> _Request_
Retype the whole listing below, character for character.

·····

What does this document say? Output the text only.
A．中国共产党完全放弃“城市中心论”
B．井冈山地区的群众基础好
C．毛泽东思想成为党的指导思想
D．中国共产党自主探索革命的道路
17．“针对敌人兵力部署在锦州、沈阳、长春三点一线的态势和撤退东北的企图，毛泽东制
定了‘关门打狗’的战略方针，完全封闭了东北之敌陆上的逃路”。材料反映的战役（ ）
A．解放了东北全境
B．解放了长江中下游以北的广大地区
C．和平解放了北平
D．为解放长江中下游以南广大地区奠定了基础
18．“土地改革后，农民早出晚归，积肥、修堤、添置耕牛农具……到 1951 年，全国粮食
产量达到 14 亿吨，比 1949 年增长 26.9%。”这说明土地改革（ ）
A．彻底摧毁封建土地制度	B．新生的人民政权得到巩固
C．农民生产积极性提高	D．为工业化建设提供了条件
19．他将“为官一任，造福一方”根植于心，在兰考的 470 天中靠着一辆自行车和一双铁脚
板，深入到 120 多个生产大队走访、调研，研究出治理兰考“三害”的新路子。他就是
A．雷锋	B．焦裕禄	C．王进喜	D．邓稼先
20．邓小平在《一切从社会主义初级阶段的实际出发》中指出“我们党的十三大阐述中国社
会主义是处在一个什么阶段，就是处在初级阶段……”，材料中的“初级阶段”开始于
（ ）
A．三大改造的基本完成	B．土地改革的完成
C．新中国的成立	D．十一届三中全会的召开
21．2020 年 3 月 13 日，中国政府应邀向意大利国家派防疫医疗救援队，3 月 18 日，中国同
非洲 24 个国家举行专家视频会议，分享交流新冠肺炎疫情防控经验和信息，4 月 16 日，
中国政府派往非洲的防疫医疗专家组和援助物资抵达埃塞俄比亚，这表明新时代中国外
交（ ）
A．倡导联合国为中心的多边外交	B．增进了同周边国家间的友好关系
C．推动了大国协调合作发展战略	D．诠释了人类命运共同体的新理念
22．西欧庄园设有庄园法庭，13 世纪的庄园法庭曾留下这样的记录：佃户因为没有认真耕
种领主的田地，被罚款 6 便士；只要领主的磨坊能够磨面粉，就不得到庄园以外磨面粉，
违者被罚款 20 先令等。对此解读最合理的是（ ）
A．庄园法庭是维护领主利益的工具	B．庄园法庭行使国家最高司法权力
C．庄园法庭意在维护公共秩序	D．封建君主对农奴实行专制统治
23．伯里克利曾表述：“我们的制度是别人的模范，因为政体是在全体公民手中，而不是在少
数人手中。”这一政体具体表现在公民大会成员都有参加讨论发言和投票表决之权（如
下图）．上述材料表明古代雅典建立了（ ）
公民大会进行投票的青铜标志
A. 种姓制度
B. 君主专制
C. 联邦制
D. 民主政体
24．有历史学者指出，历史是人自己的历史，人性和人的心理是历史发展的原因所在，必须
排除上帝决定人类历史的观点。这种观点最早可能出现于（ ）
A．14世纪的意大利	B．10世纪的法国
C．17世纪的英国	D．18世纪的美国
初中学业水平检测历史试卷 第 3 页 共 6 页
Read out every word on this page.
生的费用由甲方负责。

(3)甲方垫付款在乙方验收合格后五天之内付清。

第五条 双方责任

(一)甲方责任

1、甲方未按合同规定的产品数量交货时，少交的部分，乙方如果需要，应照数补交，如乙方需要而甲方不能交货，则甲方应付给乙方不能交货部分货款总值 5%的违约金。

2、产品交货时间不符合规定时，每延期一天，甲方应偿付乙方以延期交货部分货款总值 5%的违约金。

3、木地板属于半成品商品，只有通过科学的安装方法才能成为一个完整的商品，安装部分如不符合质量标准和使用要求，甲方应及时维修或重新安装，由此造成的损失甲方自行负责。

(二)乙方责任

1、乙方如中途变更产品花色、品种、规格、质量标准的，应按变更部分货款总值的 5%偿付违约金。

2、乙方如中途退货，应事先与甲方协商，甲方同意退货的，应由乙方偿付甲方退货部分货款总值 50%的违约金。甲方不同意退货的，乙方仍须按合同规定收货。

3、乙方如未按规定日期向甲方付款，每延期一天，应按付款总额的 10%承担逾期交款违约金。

·····

> _Right answer_
What does this document say? Output the text only.
A．中国共产党完全放弃“城市中心论”
B．井冈山地区的群众基础好
C．毛泽东思想成为党的指导思想
D．中国共产党自主探索革命的道路
17．“针对敌人兵力部署在锦州、沈阳、长春三点一线的态势和撤退东北的企图，毛泽东制
定了‘关门打狗’的战略方针，完全封闭了东北之敌陆上的逃路”。材料反映的战役（ ）
A．解放了东北全境
B．解放了长江中下游以北的广大地区
C．和平解放了北平
D．为解放长江中下游以南广大地区奠定了基础
18．“土地改革后，农民早出晚归，积肥、修堤、添置耕牛农具……到 1951 年，全国粮食
产量达到 14 亿吨，比 1949 年增长 26.9%。”这说明土地改革（ ）
A．彻底摧毁封建土地制度	B．新生的人民政权得到巩固
C．农民生产积极性提高	D．为工业化建设提供了条件
19．他将“为官一任，造福一方”根植于心，在兰考的 470 天中靠着一辆自行车和一双铁脚
板，深入到 120 多个生产大队走访、调研，研究出治理兰考“三害”的新路子。他就是
A．雷锋	B．焦裕禄	C．王进喜	D．邓稼先
20．邓小平在《一切从社会主义初级阶段的实际出发》中指出“我们党的十三大阐述中国社
会主义是处在一个什么阶段，就是处在初级阶段……”，材料中的“初级阶段”开始于
（ ）
A．三大改造的基本完成	B．土地改革的完成
C．新中国的成立	D．十一届三中全会的召开
21．2020 年 3 月 13 日，中国政府应邀向意大利国家派防疫医疗救援队，3 月 18 日，中国同
非洲 24 个国家举行专家视频会议，分享交流新冠肺炎疫情防控经验和信息，4 月 16 日，
中国政府派往非洲的防疫医疗专家组和援助物资抵达埃塞俄比亚，这表明新时代中国外
交（ ）
A．倡导联合国为中心的多边外交	B．增进了同周边国家间的友好关系
C．推动了大国协调合作发展战略	D．诠释了人类命运共同体的新理念
22．西欧庄园设有庄园法庭，13 世纪的庄园法庭曾留下这样的记录：佃户因为没有认真耕
种领主的田地，被罚款 6 便士；只要领主的磨坊能够磨面粉，就不得到庄园以外磨面粉，
违者被罚款 20 先令等。对此解读最合理的是（ ）
A．庄园法庭是维护领主利益的工具	B．庄园法庭行使国家最高司法权力
C．庄园法庭意在维护公共秩序	D．封建君主对农奴实行专制统治
23．伯里克利曾表述：“我们的制度是别人的模范，因为政体是在全体公民手中，而不是在少
数人手中。”这一政体具体表现在公民大会成员都有参加讨论发言和投票表决之权（如
下图）．上述材料表明古代雅典建立了（ ）
公民大会进行投票的青铜标志
A. 种姓制度
B. 君主专制
C. 联邦制
D. 民主政体
24．有历史学者指出，历史是人自己的历史，人性和人的心理是历史发展的原因所在，必须
排除上帝决定人类历史的观点。这种观点最早可能出现于（ ）
A．14世纪的意大利	B．10世纪的法国
C．17世纪的英国	D．18世纪的美国
初中学业水平检测历史试卷 第 3 页 共 6 页
Read out every word on this page.
生的费用由甲方负责。

(3)甲方垫付款在乙方验收合格后五天之内付清。

第五条 双方责任

(一)甲方责任

1、甲方未按合同规定的产品数量交货时，少交的部分，乙方如果需要，应照数补交，如乙方需要而甲方不能交货，则甲方应付给乙方不能交货部分货款总值 5%的违约金。

2、产品交货时间不符合规定时，每延期一天，甲方应偿付乙方以延期交货部分货款总值 5%的违约金。

3、木地板属于半成品商品，只有通过科学的安装方法才能成为一个完整的商品，安装部分如不符合质量标准和使用要求，甲方应及时维修或重新安装，由此造成的损失甲方自行负责。

(二)乙方责任

1、乙方如中途变更产品花色、品种、规格、质量标准的，应按变更部分货款总值的 5%偿付违约金。

2、乙方如中途退货，应事先与甲方协商，甲方同意退货的，应由乙方偿付甲方退货部分货款总值 50%的违约金。甲方不同意退货的，乙方仍须按合同规定收货。

3、乙方如未按规定日期向甲方付款，每延期一天，应按付款总额的 10%承担逾期交款违约金。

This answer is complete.